Aim: What is the number of lines that include the word "about"? Provide only that figure.

--------------------

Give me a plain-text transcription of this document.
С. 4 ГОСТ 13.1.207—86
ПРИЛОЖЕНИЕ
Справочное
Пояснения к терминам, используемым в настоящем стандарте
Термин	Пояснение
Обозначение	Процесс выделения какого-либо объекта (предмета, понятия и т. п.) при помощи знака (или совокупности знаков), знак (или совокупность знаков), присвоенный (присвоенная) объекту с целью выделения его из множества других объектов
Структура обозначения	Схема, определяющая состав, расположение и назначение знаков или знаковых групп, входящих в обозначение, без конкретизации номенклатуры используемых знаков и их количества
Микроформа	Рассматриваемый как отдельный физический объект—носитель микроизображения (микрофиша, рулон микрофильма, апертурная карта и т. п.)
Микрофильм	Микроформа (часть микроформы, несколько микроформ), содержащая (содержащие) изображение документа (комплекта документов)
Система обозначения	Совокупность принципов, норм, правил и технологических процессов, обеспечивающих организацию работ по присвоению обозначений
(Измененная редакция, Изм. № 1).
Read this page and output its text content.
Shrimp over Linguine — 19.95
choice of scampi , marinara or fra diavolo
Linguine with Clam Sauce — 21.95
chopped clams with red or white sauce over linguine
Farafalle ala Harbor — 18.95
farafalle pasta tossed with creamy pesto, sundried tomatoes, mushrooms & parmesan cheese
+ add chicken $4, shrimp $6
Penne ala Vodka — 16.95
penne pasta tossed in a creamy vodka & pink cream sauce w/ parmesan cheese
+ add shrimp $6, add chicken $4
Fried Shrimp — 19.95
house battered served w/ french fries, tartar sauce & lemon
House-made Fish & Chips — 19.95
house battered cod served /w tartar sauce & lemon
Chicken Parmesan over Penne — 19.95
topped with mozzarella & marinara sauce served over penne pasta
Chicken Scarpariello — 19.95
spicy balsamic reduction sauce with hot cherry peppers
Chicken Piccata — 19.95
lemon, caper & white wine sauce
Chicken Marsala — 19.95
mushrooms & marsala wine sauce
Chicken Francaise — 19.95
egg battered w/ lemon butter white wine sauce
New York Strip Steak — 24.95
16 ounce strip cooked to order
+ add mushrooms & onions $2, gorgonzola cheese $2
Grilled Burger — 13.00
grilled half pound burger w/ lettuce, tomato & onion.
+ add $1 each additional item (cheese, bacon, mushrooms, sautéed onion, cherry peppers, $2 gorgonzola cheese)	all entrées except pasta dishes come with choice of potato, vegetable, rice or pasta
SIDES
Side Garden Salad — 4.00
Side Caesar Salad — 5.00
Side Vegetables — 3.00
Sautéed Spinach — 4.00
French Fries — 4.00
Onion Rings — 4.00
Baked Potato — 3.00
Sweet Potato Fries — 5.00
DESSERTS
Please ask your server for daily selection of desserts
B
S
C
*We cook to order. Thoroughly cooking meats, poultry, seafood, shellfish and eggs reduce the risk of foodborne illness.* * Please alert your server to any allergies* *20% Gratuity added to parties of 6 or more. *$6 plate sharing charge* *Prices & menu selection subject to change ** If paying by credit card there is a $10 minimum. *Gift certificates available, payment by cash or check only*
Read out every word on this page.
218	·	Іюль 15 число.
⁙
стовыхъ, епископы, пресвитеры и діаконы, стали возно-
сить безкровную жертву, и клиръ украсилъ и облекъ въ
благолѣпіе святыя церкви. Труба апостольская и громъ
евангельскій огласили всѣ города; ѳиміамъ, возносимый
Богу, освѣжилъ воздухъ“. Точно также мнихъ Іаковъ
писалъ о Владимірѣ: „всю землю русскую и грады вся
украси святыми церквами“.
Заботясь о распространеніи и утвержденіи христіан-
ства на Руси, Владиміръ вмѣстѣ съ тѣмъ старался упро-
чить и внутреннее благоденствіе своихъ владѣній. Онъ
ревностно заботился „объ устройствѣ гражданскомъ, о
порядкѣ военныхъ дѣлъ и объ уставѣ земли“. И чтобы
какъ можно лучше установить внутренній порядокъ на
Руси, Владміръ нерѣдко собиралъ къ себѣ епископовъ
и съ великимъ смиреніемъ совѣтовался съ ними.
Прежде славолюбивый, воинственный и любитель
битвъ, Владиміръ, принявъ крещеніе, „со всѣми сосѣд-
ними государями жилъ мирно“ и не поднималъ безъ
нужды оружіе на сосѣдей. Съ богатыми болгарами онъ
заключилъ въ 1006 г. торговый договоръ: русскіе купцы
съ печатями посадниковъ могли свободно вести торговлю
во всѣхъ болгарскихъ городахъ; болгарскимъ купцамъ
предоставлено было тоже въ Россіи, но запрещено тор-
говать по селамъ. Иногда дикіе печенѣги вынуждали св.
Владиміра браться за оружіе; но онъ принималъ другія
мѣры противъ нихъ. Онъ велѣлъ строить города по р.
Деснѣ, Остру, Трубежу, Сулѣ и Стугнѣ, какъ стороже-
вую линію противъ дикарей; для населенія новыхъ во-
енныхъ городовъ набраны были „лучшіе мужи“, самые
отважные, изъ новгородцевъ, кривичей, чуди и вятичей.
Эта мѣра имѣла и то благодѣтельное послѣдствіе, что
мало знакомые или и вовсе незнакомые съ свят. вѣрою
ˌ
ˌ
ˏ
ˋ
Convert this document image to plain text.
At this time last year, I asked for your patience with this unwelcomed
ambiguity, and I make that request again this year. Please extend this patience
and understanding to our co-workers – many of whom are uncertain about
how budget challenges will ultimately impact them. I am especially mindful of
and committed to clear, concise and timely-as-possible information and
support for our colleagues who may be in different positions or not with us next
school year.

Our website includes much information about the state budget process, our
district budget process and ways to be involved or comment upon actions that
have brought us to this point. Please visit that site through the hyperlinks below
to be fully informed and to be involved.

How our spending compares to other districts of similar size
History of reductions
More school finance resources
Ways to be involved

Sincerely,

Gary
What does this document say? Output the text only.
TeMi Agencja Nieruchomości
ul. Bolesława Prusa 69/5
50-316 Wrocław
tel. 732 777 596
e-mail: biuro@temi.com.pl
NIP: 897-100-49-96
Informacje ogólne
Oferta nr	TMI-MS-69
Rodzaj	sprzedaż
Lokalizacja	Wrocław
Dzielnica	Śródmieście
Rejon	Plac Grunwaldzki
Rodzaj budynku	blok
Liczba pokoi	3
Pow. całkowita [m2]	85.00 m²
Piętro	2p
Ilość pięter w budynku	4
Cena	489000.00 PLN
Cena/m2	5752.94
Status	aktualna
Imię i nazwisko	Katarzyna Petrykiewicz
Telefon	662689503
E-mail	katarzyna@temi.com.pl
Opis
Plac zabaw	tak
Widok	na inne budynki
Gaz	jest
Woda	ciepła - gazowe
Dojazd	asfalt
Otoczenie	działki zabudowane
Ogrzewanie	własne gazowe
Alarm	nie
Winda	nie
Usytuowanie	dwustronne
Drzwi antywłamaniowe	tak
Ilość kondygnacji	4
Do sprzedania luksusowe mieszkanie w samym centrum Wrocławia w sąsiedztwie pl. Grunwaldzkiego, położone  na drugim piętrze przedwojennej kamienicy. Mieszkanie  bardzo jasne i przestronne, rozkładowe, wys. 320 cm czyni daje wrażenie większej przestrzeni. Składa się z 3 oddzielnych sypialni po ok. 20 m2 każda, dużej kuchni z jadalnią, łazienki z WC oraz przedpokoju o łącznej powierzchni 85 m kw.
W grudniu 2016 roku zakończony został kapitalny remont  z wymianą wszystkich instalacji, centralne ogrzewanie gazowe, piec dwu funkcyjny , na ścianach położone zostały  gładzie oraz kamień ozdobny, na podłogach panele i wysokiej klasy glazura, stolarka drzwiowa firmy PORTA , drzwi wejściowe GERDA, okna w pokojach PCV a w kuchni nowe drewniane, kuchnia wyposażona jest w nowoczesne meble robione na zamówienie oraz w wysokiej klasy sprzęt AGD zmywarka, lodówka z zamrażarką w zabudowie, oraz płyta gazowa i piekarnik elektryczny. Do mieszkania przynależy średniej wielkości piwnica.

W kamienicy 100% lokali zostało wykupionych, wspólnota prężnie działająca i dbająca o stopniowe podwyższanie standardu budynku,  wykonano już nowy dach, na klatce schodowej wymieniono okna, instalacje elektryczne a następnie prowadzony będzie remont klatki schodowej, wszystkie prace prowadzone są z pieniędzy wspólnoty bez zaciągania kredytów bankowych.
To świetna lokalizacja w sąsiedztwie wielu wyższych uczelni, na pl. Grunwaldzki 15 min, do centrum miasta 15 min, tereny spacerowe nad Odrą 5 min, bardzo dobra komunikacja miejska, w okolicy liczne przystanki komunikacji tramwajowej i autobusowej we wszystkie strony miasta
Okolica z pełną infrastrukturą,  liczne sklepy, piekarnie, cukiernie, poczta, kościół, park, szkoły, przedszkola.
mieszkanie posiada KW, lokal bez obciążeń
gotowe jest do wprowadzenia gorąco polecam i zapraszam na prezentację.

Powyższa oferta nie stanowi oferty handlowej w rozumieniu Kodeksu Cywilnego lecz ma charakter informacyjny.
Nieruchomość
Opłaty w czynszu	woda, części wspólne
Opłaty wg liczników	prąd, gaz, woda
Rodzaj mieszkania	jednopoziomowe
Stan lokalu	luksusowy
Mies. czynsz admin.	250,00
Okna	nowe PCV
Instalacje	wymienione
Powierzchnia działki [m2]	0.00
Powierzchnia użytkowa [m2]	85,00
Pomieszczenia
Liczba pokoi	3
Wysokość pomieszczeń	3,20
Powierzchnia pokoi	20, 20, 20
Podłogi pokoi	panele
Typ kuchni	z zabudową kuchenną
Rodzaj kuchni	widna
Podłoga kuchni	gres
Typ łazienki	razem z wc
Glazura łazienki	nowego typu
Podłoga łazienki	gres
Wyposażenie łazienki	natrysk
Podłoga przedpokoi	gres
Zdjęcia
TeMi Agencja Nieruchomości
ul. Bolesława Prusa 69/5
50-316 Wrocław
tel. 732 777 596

--------------------

Task solution: 2